====== THE RECORDS

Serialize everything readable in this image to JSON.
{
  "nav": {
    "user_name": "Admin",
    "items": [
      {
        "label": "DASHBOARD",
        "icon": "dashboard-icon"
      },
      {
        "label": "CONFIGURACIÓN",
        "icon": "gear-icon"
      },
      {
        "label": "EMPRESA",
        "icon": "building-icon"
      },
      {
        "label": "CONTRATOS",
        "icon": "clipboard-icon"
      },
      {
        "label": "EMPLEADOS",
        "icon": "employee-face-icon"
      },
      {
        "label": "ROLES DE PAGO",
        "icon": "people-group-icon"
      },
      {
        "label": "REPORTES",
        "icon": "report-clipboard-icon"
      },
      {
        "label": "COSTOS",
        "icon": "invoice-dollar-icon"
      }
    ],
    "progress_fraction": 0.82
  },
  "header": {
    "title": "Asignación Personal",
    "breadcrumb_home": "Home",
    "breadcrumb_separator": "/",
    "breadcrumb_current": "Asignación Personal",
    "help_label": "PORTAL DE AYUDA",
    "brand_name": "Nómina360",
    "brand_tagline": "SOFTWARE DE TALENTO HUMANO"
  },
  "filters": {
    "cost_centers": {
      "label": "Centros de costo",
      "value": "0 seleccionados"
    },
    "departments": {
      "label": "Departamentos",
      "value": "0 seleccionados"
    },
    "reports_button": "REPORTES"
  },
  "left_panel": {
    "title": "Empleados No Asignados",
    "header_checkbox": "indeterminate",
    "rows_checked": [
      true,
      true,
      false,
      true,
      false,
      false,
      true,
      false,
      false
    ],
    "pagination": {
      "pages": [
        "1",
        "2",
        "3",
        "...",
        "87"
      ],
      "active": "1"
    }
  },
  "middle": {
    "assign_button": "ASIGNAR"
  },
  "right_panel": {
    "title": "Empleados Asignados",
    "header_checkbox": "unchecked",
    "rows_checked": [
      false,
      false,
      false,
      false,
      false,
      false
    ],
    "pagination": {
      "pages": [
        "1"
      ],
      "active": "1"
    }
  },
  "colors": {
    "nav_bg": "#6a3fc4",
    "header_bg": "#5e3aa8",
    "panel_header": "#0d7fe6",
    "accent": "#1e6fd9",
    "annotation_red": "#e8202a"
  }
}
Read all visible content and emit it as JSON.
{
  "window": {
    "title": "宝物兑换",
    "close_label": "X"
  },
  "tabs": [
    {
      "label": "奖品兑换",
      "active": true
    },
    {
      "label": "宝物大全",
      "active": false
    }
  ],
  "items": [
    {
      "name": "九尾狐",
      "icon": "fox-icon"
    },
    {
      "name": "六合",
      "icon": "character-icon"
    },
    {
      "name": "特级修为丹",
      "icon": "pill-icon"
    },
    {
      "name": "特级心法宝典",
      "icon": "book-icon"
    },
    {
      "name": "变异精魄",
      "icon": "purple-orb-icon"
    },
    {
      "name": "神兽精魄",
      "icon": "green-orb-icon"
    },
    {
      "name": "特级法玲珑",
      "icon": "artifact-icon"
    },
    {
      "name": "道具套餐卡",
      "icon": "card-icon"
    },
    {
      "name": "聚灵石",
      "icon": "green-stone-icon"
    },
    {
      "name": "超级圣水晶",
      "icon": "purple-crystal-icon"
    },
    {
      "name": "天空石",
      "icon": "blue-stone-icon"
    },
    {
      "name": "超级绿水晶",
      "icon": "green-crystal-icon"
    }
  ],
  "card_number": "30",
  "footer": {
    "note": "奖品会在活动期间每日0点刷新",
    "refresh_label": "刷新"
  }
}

============

STATED EXERCISE =>
From the listing above, reproduce all the lines exactly.

ANSWER TO THE EXERCISE =>
Serialize everything readable in this image to JSON.
{
  "nav": {
    "user_name": "Admin",
    "items": [
      {
        "label": "DASHBOARD",
        "icon": "dashboard-icon"
      },
      {
        "label": "CONFIGURACIÓN",
        "icon": "gear-icon"
      },
      {
        "label": "EMPRESA",
        "icon": "building-icon"
      },
      {
        "label": "CONTRATOS",
        "icon": "clipboard-icon"
      },
      {
        "label": "EMPLEADOS",
        "icon": "employee-face-icon"
      },
      {
        "label": "ROLES DE PAGO",
        "icon": "people-group-icon"
      },
      {
        "label": "REPORTES",
        "icon": "report-clipboard-icon"
      },
      {
        "label": "COSTOS",
        "icon": "invoice-dollar-icon"
      }
    ],
    "progress_fraction": 0.82
  },
  "header": {
    "title": "Asignación Personal",
    "breadcrumb_home": "Home",
    "breadcrumb_separator": "/",
    "breadcrumb_current": "Asignación Personal",
    "help_label": "PORTAL DE AYUDA",
    "brand_name": "Nómina360",
    "brand_tagline": "SOFTWARE DE TALENTO HUMANO"
  },
  "filters": {
    "cost_centers": {
      "label": "Centros de costo",
      "value": "0 seleccionados"
    },
    "departments": {
      "label": "Departamentos",
      "value": "0 seleccionados"
    },
    "reports_button": "REPORTES"
  },
  "left_panel": {
    "title": "Empleados No Asignados",
    "header_checkbox": "indeterminate",
    "rows_checked": [
      true,
      true,
      false,
      true,
      false,
      false,
      true,
      false,
      false
    ],
    "pagination": {
      "pages": [
        "1",
        "2",
        "3",
        "...",
        "87"
      ],
      "active": "1"
    }
  },
  "middle": {
    "assign_button": "ASIGNAR"
  },
  "right_panel": {
    "title": "Empleados Asignados",
    "header_checkbox": "unchecked",
    "rows_checked": [
      false,
      false,
      false,
      false,
      false,
      false
    ],
    "pagination": {
      "pages": [
        "1"
      ],
      "active": "1"
    }
  },
  "colors": {
    "nav_bg": "#6a3fc4",
    "header_bg": "#5e3aa8",
    "panel_header": "#0d7fe6",
    "accent": "#1e6fd9",
    "annotation_red": "#e8202a"
  }
}
Read all visible content and emit it as JSON.
{
  "window": {
    "title": "宝物兑换",
    "close_label": "X"
  },
  "tabs": [
    {
      "label": "奖品兑换",
      "active": true
    },
    {
      "label": "宝物大全",
      "active": false
    }
  ],
  "items": [
    {
      "name": "九尾狐",
      "icon": "fox-icon"
    },
    {
      "name": "六合",
      "icon": "character-icon"
    },
    {
      "name": "特级修为丹",
      "icon": "pill-icon"
    },
    {
      "name": "特级心法宝典",
      "icon": "book-icon"
    },
    {
      "name": "变异精魄",
      "icon": "purple-orb-icon"
    },
    {
      "name": "神兽精魄",
      "icon": "green-orb-icon"
    },
    {
      "name": "特级法玲珑",
      "icon": "artifact-icon"
    },
    {
      "name": "道具套餐卡",
      "icon": "card-icon"
    },
    {
      "name": "聚灵石",
      "icon": "green-stone-icon"
    },
    {
      "name": "超级圣水晶",
      "icon": "purple-crystal-icon"
    },
    {
      "name": "天空石",
      "icon": "blue-stone-icon"
    },
    {
      "name": "超级绿水晶",
      "icon": "green-crystal-icon"
    }
  ],
  "card_number": "30",
  "footer": {
    "note": "奖品会在活动期间每日0点刷新",
    "refresh_label": "刷新"
  }
}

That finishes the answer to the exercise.